Data records
******

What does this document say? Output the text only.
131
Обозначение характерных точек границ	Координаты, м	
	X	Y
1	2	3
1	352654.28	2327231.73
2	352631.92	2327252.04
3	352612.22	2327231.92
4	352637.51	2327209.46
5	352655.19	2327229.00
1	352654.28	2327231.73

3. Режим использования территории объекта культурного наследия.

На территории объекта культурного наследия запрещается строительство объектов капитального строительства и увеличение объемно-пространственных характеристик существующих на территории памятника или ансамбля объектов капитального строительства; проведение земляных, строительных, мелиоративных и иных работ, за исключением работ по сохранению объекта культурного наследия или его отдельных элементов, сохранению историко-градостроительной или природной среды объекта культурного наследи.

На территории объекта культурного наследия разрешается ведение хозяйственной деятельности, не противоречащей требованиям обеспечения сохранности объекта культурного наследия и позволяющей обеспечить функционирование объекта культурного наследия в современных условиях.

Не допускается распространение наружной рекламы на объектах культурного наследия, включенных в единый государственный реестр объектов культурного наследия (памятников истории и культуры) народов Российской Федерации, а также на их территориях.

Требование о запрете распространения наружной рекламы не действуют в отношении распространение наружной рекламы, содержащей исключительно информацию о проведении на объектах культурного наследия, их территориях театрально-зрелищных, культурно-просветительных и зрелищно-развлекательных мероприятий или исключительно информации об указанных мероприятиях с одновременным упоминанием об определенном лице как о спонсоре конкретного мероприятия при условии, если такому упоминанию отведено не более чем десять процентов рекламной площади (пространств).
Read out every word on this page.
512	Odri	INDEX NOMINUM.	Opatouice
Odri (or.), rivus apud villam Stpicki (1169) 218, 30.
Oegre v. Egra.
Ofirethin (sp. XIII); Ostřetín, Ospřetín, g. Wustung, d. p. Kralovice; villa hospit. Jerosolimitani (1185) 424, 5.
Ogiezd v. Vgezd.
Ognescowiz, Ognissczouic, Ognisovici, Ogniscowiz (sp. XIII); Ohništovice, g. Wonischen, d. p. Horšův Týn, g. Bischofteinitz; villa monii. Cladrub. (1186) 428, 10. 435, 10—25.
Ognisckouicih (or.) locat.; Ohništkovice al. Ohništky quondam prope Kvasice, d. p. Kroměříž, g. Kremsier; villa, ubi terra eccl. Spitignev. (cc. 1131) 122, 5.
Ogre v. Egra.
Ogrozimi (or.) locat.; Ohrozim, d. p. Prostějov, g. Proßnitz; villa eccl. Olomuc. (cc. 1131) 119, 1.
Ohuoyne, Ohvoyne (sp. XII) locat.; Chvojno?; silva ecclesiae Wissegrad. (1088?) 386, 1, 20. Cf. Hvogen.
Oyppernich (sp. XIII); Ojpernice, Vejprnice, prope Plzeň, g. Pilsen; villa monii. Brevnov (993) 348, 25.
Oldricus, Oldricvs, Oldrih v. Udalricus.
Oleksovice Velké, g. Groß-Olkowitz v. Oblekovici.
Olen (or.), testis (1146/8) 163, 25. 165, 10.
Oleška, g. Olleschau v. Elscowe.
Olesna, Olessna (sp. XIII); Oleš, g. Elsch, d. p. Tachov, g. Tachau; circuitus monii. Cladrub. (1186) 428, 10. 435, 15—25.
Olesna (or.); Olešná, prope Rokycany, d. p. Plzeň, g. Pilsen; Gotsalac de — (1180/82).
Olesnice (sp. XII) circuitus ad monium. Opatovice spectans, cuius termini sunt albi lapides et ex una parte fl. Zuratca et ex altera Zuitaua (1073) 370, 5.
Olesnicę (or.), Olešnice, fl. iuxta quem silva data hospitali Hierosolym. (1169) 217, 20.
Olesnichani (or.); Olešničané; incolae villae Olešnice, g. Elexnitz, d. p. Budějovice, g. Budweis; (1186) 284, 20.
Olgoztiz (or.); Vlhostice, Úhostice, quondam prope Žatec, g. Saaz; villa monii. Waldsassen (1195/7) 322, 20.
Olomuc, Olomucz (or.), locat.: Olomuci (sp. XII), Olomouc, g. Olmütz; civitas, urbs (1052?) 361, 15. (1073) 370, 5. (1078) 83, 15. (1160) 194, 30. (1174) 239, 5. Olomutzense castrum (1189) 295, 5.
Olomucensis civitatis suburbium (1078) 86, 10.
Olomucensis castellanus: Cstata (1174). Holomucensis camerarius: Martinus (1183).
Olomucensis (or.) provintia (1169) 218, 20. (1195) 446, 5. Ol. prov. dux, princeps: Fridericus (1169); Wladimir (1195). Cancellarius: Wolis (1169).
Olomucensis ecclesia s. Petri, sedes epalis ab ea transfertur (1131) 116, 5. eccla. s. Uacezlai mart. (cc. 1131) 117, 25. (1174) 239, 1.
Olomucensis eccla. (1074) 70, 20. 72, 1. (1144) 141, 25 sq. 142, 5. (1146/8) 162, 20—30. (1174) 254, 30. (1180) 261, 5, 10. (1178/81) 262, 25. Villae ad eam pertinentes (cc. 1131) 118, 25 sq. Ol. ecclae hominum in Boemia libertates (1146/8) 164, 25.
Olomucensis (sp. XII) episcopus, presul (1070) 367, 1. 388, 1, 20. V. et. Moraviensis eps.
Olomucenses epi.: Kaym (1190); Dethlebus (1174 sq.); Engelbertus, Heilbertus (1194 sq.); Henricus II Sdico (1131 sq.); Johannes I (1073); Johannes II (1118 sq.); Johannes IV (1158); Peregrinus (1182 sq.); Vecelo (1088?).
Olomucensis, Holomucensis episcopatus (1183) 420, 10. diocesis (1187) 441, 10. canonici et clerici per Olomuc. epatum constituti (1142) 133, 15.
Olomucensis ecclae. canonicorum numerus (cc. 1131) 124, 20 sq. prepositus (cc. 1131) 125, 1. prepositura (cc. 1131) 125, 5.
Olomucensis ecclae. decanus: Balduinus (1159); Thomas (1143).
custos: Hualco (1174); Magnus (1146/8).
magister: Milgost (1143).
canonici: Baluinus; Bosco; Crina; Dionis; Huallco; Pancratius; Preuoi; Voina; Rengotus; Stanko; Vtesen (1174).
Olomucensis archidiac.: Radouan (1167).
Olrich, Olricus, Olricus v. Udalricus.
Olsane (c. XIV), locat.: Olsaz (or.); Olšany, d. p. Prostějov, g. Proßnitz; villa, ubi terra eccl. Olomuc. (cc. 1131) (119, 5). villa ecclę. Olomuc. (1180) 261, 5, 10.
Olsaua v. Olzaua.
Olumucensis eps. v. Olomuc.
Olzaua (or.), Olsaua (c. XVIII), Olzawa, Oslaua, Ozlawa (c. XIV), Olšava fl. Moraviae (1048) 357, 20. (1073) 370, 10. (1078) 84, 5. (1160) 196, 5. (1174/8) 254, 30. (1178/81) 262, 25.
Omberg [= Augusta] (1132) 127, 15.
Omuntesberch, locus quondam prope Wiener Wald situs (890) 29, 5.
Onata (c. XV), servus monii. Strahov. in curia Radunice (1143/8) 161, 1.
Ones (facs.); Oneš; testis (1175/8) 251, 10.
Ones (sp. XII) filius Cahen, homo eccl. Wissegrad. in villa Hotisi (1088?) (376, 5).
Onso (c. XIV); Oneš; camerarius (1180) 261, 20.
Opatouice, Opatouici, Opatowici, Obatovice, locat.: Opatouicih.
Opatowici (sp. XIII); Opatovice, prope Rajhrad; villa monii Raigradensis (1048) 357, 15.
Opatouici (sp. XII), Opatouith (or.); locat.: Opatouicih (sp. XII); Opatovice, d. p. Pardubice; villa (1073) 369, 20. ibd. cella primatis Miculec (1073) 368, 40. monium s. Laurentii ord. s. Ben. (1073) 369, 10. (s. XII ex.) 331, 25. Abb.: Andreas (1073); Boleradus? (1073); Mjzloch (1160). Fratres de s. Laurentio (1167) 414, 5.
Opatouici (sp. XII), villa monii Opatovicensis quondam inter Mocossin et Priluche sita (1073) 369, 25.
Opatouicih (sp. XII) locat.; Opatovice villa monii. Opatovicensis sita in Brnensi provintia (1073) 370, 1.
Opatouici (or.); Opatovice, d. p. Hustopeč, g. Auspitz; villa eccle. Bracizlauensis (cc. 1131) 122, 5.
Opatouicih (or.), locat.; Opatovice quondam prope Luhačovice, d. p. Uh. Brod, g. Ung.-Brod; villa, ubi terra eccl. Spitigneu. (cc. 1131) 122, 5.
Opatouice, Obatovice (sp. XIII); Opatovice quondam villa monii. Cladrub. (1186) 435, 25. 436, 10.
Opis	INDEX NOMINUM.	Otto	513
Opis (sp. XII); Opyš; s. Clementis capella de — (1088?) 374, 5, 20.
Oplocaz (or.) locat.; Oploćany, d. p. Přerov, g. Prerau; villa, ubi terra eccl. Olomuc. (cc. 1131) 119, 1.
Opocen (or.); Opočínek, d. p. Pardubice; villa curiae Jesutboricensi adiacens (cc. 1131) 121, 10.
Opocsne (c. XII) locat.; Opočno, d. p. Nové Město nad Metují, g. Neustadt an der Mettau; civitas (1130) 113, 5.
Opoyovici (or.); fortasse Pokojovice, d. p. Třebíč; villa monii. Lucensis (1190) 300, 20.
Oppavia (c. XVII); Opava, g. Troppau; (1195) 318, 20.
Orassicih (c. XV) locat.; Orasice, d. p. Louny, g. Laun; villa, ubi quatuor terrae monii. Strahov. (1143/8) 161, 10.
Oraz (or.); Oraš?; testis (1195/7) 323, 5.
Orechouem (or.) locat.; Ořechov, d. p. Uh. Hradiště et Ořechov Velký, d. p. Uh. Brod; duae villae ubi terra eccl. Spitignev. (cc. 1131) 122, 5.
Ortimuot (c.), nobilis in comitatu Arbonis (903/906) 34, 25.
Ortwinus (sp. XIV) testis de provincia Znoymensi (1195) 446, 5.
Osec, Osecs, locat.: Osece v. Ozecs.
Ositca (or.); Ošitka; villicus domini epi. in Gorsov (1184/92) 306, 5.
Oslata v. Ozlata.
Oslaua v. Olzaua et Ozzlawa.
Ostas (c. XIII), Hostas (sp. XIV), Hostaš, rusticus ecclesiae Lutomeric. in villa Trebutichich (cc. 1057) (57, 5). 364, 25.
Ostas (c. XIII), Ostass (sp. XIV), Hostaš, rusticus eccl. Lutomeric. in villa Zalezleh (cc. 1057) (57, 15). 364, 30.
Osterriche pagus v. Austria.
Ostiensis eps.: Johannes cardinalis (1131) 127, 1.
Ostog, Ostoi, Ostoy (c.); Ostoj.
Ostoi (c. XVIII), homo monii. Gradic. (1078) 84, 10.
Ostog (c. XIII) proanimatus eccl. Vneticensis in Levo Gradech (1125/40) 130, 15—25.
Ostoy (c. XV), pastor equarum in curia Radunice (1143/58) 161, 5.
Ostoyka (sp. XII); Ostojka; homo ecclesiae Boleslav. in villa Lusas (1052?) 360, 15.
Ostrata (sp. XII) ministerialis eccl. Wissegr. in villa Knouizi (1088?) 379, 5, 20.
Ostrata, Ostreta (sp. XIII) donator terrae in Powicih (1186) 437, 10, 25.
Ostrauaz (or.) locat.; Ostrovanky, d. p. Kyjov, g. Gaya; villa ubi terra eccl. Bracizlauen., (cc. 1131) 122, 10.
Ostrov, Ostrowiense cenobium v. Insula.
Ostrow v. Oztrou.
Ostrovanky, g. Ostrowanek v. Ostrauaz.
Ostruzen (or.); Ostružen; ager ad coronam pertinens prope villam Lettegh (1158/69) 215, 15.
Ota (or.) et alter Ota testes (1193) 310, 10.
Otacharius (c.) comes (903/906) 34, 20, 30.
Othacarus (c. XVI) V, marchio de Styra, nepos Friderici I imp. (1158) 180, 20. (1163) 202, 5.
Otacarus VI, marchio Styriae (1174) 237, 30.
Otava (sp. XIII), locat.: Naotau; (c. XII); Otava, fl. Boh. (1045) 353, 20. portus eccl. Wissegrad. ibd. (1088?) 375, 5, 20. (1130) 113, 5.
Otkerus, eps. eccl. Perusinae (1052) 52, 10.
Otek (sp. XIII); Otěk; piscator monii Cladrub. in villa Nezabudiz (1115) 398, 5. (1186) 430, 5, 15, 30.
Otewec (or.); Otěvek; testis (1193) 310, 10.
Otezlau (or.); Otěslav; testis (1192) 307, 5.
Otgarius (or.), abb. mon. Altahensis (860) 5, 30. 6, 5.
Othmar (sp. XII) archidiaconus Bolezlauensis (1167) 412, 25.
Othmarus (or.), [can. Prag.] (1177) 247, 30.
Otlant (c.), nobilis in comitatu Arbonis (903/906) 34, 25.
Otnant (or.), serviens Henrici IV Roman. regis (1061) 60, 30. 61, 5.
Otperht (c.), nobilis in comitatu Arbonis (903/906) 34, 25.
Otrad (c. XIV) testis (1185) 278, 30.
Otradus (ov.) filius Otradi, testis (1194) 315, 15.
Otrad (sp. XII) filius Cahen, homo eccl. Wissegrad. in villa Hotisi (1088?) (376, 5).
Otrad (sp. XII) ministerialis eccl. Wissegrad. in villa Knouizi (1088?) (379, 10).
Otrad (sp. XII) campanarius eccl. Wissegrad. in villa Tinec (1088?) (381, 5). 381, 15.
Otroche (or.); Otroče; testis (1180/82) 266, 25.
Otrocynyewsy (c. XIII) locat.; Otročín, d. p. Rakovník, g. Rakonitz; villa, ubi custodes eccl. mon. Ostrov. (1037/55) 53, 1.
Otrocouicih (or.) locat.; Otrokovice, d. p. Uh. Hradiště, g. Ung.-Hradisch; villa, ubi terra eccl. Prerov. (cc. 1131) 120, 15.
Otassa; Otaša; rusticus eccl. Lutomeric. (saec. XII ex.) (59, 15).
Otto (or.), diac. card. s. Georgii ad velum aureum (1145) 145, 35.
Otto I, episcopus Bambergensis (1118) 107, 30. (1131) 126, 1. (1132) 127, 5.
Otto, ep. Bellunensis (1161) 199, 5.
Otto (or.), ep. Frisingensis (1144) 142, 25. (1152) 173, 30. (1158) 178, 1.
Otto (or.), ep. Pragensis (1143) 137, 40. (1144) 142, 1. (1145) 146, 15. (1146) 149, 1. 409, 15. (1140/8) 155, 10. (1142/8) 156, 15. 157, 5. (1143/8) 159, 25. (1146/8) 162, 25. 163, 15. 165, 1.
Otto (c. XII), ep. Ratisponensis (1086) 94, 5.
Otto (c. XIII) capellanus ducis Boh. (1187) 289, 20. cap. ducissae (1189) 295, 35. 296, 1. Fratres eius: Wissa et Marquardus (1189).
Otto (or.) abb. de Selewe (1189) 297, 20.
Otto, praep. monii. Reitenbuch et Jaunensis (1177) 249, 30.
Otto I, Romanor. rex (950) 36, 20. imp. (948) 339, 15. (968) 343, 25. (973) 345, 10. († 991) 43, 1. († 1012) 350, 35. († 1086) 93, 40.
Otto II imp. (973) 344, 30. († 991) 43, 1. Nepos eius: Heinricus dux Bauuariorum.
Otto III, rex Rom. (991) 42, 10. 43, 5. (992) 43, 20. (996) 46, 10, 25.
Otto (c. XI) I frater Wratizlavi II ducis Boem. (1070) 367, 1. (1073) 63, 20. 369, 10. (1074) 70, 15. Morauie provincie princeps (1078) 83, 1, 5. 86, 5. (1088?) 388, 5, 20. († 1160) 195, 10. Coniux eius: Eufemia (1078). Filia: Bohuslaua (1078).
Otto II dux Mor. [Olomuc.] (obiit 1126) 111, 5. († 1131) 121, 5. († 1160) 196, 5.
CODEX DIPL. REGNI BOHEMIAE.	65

******

#### TASK INSTRUCTIONS:
The lines to collect are those holding the string "Wissegrad"; copy them all.

#### WRITTEN ANSWER:
Ohuoyne, Ohvoyne (sp. XII) locat.; Chvojno?; silva ecclesiae Wissegrad. (1088?) 386, 1, 20. Cf. Hvogen.
Ones (sp. XII) filius Cahen, homo eccl. Wissegrad. in villa Hotisi (1088?) (376, 5).
Otava (sp. XIII), locat.: Naotau; (c. XII); Otava, fl. Boh. (1045) 353, 20. portus eccl. Wissegrad. ibd. (1088?) 375, 5, 20. (1130) 113, 5.
Otrad (sp. XII) filius Cahen, homo eccl. Wissegrad. in villa Hotisi (1088?) (376, 5).
Otrad (sp. XII) ministerialis eccl. Wissegrad. in villa Knouizi (1088?) (379, 10).
Otrad (sp. XII) campanarius eccl. Wissegrad. in villa Tinec (1088?) (381, 5). 381, 15.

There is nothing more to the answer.